Task prompt: Show all lines from the listing below that contain "JSON".

>> BEGIN Dataset excerpts

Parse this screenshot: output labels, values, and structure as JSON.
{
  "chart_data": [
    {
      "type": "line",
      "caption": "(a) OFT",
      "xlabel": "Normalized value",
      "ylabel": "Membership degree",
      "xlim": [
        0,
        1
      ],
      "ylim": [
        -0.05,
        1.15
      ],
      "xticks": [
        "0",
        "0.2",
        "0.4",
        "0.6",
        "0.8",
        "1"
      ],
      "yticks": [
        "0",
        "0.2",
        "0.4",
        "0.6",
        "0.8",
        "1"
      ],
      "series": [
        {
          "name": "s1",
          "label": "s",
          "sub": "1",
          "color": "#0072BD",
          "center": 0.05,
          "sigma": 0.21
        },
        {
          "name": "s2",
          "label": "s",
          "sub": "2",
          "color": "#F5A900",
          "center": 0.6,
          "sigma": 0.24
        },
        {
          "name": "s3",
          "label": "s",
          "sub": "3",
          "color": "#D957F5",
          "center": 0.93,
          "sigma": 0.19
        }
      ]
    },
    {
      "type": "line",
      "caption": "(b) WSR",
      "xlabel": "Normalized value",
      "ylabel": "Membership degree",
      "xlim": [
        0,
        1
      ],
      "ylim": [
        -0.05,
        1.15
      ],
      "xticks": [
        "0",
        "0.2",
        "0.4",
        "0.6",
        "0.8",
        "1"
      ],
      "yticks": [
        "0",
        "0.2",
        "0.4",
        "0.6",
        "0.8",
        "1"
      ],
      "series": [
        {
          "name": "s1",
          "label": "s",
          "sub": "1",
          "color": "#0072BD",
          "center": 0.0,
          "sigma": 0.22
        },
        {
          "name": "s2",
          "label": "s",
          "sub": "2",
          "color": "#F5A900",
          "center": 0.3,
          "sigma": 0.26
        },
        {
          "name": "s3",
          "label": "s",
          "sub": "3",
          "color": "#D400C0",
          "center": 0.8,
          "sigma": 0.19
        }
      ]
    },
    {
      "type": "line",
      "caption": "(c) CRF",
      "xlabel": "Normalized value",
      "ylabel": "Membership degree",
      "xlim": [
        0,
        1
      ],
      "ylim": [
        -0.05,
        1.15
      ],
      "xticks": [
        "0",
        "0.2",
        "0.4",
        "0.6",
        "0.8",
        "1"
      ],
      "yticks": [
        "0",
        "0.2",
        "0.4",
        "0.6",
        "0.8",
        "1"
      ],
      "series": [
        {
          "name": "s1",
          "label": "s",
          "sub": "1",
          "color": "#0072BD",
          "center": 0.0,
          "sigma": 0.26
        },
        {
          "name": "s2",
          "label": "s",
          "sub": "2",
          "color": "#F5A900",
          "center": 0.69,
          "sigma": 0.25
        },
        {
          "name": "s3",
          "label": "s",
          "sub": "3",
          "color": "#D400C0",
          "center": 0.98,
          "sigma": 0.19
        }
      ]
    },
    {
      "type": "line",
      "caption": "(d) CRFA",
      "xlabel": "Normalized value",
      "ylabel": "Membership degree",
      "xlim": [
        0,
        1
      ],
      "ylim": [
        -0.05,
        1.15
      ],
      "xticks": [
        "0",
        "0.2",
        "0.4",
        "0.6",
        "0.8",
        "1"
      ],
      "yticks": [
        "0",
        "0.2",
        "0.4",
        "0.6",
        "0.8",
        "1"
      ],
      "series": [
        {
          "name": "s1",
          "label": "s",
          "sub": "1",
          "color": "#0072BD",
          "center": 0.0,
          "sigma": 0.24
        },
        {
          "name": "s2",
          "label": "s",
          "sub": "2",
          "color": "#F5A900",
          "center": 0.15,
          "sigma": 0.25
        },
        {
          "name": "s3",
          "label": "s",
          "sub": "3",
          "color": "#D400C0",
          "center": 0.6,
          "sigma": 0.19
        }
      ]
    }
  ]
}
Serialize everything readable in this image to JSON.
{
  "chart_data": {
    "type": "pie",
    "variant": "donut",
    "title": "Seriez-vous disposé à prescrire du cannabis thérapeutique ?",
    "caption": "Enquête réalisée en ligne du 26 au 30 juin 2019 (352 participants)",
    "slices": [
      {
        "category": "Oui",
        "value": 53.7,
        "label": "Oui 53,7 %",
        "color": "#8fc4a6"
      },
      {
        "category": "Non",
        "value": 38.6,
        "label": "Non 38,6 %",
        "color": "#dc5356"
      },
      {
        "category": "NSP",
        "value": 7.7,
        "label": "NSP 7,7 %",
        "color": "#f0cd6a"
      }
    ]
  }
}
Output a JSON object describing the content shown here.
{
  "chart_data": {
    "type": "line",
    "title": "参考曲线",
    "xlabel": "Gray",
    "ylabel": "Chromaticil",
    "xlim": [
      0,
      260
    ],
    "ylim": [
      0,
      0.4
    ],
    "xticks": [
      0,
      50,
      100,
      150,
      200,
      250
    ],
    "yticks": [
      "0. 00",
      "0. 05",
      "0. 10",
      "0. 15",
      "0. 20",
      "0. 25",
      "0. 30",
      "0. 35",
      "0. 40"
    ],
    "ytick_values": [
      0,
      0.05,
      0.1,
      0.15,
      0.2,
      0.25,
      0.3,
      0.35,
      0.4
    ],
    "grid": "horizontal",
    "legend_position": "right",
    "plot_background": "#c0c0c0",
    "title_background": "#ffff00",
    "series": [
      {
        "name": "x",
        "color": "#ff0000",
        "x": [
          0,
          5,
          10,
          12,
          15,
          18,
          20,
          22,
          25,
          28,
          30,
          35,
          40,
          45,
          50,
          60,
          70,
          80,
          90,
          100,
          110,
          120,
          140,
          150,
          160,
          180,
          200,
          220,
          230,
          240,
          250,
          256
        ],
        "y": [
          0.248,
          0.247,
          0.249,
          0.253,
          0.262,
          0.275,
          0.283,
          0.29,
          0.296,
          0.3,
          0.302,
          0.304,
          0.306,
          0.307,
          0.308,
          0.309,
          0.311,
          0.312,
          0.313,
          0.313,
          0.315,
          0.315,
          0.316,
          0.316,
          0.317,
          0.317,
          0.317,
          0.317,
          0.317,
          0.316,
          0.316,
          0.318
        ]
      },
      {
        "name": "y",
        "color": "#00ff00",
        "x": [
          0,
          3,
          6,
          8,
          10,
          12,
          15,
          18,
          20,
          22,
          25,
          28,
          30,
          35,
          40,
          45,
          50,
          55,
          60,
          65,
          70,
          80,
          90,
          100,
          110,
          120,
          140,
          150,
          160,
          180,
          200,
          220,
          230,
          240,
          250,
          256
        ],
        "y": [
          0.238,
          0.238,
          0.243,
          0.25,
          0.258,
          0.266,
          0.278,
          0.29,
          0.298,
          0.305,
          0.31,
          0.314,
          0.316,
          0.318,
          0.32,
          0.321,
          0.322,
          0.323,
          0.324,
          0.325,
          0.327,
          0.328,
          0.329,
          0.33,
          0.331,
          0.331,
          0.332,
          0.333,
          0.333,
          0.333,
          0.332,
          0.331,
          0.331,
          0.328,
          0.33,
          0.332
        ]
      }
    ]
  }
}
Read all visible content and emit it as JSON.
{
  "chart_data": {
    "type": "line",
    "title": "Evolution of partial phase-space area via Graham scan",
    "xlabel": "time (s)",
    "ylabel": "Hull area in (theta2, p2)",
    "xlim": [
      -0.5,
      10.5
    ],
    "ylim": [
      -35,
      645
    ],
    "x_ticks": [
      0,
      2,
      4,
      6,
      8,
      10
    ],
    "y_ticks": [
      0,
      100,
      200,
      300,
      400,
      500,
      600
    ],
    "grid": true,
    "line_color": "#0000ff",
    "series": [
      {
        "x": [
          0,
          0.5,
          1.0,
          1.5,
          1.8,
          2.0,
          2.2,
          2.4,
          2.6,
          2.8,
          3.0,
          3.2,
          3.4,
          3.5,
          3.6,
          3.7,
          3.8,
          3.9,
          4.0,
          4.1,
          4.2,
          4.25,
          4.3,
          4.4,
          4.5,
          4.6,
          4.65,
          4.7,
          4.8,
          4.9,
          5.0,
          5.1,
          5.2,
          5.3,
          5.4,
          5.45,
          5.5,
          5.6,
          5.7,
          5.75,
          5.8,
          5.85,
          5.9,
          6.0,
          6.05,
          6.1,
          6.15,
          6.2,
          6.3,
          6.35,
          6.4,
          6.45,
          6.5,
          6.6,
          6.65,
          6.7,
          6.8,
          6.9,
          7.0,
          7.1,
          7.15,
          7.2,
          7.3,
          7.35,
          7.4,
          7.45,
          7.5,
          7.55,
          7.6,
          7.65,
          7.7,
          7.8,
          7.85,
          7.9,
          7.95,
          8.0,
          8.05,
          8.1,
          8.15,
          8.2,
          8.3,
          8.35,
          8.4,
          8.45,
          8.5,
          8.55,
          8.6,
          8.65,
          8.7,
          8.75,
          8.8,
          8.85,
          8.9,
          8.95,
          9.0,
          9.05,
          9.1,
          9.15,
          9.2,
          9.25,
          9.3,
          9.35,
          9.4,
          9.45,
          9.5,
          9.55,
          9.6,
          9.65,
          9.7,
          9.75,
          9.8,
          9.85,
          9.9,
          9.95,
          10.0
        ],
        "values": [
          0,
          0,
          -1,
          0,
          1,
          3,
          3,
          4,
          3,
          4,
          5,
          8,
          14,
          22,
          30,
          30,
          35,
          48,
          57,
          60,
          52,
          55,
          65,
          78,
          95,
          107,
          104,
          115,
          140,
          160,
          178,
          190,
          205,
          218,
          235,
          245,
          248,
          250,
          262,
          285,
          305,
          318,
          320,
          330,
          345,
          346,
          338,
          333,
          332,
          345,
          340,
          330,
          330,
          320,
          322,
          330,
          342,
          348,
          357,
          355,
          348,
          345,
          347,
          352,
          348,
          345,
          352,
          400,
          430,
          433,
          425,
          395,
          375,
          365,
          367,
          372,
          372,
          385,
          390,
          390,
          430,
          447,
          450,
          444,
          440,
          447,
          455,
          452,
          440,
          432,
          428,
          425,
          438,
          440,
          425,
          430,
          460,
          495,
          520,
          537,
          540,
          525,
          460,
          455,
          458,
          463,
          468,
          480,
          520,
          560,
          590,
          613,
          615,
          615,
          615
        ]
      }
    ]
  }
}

>> END Dataset excerpts

Full response:
Parse this screenshot: output labels, values, and structure as JSON.
Serialize everything readable in this image to JSON.
Output a JSON object describing the content shown here.
Read all visible content and emit it as JSON.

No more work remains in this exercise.